• Data extract
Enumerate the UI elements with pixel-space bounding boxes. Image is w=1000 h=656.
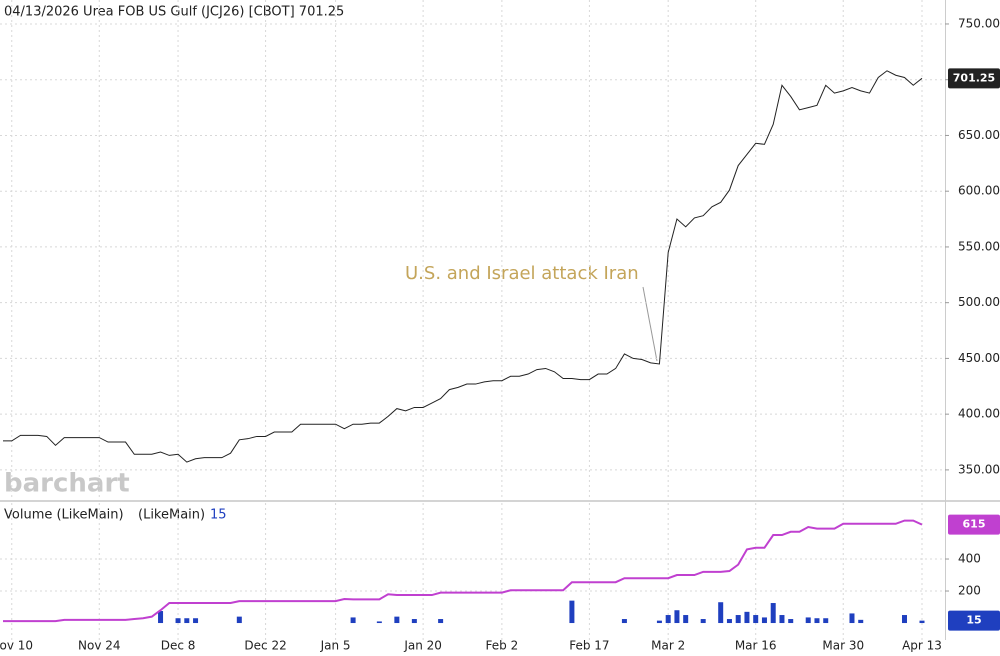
volume-bar bbox=[770, 603, 776, 624]
y-tick-label: 600.00 bbox=[958, 184, 1000, 198]
volume-bar bbox=[193, 618, 199, 624]
y-tick-label: 400.00 bbox=[958, 407, 1000, 421]
y-tick-label: 750.00 bbox=[958, 16, 1000, 30]
volume-bar bbox=[901, 615, 907, 624]
volume-bar bbox=[726, 619, 732, 624]
volume-title: Volume (LikeMain) bbox=[4, 508, 124, 523]
watermark: barchart bbox=[4, 469, 130, 499]
volume-bar bbox=[350, 617, 356, 624]
x-tick-label: Nov 10 bbox=[0, 639, 33, 653]
last-value-label: 615 bbox=[963, 518, 986, 531]
y-tick-label: 200 bbox=[958, 584, 981, 598]
volume-bar bbox=[814, 618, 820, 624]
volume-bar bbox=[919, 620, 925, 624]
legend-value: 15 bbox=[210, 508, 227, 523]
volume-bar bbox=[753, 615, 759, 624]
volume-bar bbox=[236, 616, 242, 624]
y-tick-label: 400 bbox=[958, 552, 981, 566]
x-tick-label: Apr 13 bbox=[902, 639, 942, 653]
volume-bar bbox=[805, 617, 811, 624]
y-tick-label: 650.00 bbox=[958, 128, 1000, 142]
y-tick-label: 500.00 bbox=[958, 295, 1000, 309]
last-value-box bbox=[948, 610, 1000, 631]
volume-bar bbox=[376, 621, 382, 624]
volume-bar bbox=[175, 618, 181, 624]
volume-bar bbox=[823, 618, 829, 624]
x-tick-label: Mar 16 bbox=[735, 639, 777, 653]
x-tick-label: Jan 20 bbox=[403, 639, 442, 653]
volume-bar bbox=[744, 611, 750, 624]
volume-bar bbox=[665, 615, 671, 624]
last-value-label: 15 bbox=[966, 614, 981, 627]
x-tick-label: Mar 30 bbox=[822, 639, 864, 653]
last-value-label: 701.25 bbox=[953, 71, 995, 84]
volume-bar bbox=[656, 620, 662, 624]
annotation-leader bbox=[642, 286, 658, 362]
volume-bar bbox=[683, 615, 689, 624]
volume-bar bbox=[184, 618, 190, 624]
volume-bar bbox=[718, 602, 724, 624]
volume-bar bbox=[761, 617, 767, 624]
volume-bar bbox=[394, 616, 400, 624]
x-tick-label: Feb 17 bbox=[569, 639, 609, 653]
x-tick-label: Dec 8 bbox=[161, 639, 196, 653]
volume-bar bbox=[569, 600, 575, 624]
x-tick-label: Dec 22 bbox=[244, 639, 286, 653]
volume-bar bbox=[735, 615, 741, 624]
last-value-box bbox=[948, 68, 1000, 89]
x-tick-label: Mar 2 bbox=[651, 639, 685, 653]
y-tick-label: 350.00 bbox=[958, 462, 1000, 476]
volume-bar bbox=[858, 619, 864, 624]
legend-entry: (LikeMain) bbox=[138, 508, 205, 523]
x-tick-label: Feb 2 bbox=[486, 639, 519, 653]
volume-bar bbox=[779, 615, 785, 624]
volume-bar bbox=[438, 619, 444, 624]
volume-bar bbox=[849, 613, 855, 624]
series-line bbox=[3, 70, 923, 463]
volume-bar bbox=[621, 619, 627, 624]
x-tick-label: Jan 5 bbox=[320, 639, 351, 653]
volume-bar bbox=[674, 610, 680, 624]
volume-bar bbox=[700, 619, 706, 624]
last-value-box bbox=[948, 514, 1000, 535]
volume-bar bbox=[788, 619, 794, 624]
x-tick-label: Nov 24 bbox=[78, 639, 121, 653]
y-tick-label: 550.00 bbox=[958, 239, 1000, 253]
chart-title: 04/13/2026 Urea FOB US Gulf (JCJ26) [CBO… bbox=[4, 5, 344, 20]
y-tick-label: 450.00 bbox=[958, 351, 1000, 365]
volume-bar bbox=[411, 619, 417, 624]
series-line bbox=[3, 519, 923, 623]
volume-bar bbox=[158, 611, 164, 624]
annotation: U.S. and Israel attack Iran bbox=[405, 263, 639, 284]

• Directions for this task
Reproduce word for word every line from the one that contains "volume-bar bbox=[770, 603, 776, 624]" through the one that contains "volume-bar bbox=[350, 617, 356, 624]", including both of those lines.

• Task response
volume-bar bbox=[770, 603, 776, 624]
y-tick-label: 600.00 bbox=[958, 184, 1000, 198]
volume-bar bbox=[193, 618, 199, 624]
y-tick-label: 400.00 bbox=[958, 407, 1000, 421]
y-tick-label: 750.00 bbox=[958, 16, 1000, 30]
volume-bar bbox=[901, 615, 907, 624]
volume-bar bbox=[726, 619, 732, 624]
volume-title: Volume (LikeMain) bbox=[4, 508, 124, 523]
watermark: barchart bbox=[4, 469, 130, 499]
volume-bar bbox=[350, 617, 356, 624]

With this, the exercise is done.